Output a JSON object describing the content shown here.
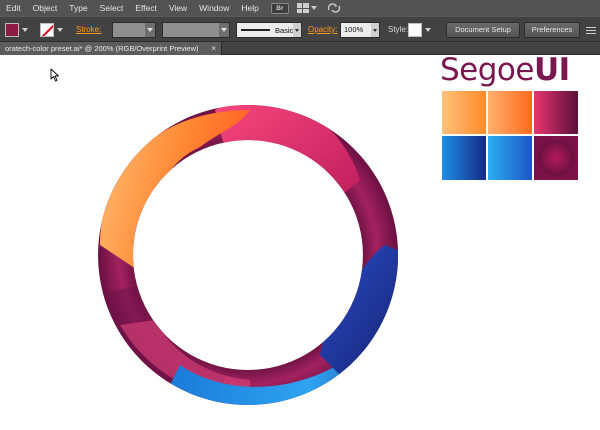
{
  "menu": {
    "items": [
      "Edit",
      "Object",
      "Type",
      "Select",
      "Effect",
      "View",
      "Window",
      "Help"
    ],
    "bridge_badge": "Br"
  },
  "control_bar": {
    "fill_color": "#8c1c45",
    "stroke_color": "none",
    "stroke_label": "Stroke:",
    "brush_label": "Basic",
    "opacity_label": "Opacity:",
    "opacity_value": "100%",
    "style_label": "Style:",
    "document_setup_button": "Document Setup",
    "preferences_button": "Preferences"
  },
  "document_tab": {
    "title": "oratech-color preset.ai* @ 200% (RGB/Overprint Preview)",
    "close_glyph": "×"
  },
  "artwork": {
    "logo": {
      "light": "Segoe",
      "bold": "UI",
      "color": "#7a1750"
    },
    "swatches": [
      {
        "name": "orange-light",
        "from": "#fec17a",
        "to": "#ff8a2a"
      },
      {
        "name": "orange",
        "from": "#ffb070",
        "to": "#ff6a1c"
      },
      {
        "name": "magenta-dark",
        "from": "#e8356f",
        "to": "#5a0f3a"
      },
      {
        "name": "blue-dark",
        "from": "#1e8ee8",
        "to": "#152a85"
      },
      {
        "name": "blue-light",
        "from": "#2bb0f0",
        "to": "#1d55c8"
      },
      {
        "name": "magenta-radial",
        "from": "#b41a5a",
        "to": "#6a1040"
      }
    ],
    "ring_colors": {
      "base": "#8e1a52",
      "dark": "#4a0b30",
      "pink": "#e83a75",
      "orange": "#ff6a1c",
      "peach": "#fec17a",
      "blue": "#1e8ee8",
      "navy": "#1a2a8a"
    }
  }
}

--------

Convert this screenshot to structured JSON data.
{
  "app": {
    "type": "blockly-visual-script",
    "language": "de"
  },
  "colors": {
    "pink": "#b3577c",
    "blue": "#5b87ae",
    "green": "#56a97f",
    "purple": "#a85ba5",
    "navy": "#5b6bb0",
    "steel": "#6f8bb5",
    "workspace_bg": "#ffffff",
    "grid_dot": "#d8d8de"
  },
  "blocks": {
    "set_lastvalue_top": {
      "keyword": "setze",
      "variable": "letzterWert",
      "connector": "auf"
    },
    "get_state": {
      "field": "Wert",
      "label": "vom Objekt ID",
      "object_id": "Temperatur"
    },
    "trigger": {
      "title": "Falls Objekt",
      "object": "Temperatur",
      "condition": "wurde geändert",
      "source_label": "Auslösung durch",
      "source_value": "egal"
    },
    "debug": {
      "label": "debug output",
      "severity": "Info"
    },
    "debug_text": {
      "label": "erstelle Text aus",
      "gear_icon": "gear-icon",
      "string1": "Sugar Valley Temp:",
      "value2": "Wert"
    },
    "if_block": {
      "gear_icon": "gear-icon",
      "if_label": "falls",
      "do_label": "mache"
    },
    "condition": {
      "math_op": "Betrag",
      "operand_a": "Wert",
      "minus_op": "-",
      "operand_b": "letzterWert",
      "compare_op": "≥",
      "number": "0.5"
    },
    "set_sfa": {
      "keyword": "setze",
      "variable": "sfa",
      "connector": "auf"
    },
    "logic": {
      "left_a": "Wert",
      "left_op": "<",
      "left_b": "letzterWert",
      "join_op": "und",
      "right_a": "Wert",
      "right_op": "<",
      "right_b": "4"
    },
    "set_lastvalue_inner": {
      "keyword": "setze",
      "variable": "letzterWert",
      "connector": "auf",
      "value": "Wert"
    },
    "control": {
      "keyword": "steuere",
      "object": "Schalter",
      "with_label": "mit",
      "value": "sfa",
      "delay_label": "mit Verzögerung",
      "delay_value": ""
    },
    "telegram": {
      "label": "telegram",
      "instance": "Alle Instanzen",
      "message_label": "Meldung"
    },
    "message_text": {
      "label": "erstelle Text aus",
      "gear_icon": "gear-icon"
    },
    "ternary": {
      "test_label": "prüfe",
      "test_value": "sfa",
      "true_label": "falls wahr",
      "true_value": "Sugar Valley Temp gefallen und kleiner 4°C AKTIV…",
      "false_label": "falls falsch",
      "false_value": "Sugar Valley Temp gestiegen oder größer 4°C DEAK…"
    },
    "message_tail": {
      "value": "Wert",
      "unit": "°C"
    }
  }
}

--------

Search the listing above for the string "light". Copy every line that contains it.

      "light": "Segoe",
        "name": "orange-light",
        "name": "blue-light",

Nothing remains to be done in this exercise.